[Sélection]
Pourquoi le bilan de l’Inde en matière de droits humains devrait-il compter dans l’évaluation de sa candidature à un siège permanent au Conseil de sécurité de l’ONU ?

La possibilité que l’Inde rejoigne le Conseil de sécurité des Nations unies (CSNU) en tant que membre permanent a suscité de nombreux débats ces derniers temps. La plupart des membres permanents actuels ont quant à eux exprimé [3] publiquement [4] leur soutien à l’élargissement du CSNU.

L’Inde est loin de respecter ses obligations en matière de droits humains, au regard de sa législation nationale comme du droit international, et son désir de renforcer son rôle au sein des Nations unies est l’occasion d’évaluer son degré d’engagement en tant que membre d’autres organes politiques des Nations unies, notamment le Conseil des droits de l’homme des Nations unies (CDH).

Il est important d’examiner la manière dont l’Inde participe à l’architecture des droits humains dans son ensemble, par exemple ses rapports avec le Haut-Commissariat aux droits de l’homme (HCDH) et les organes de suivi des traités des Nations unies relatifs aux droits fondamentaux.

[Extrait de données]
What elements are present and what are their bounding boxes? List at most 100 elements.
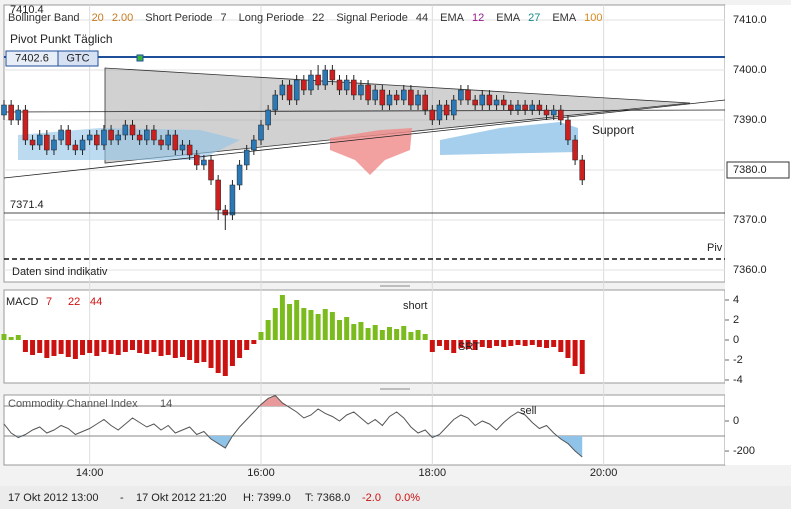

[Exercice court] Prolongez le texte consacré au bilan de l’Inde en matière de droits humains et à sa candidature au Conseil de sécurité, en reprenant juste après sa dernière phrase.

[Résultat attendu]
Cette analyse, présentée ci-après, montre que l’Inde n’a pas endossé, au sein du CDH, un rôle de chef de file, prêt à adopter des positions difficiles et fondées sur des principes en appliquant de manière cohérente les valeurs des droits humains ; elle ne s’est pas non plus impliquée de manière particulièrement constructive dans les mécanismes du Conseil. La participation de l’Inde au sein du système de défense des droits humains est largement perfectible au regard des défis qu’elle doit relever sur le terrain de ces droits au niveau national.

Qu’est-ce que le Conseil de sécurité des Nations unies ?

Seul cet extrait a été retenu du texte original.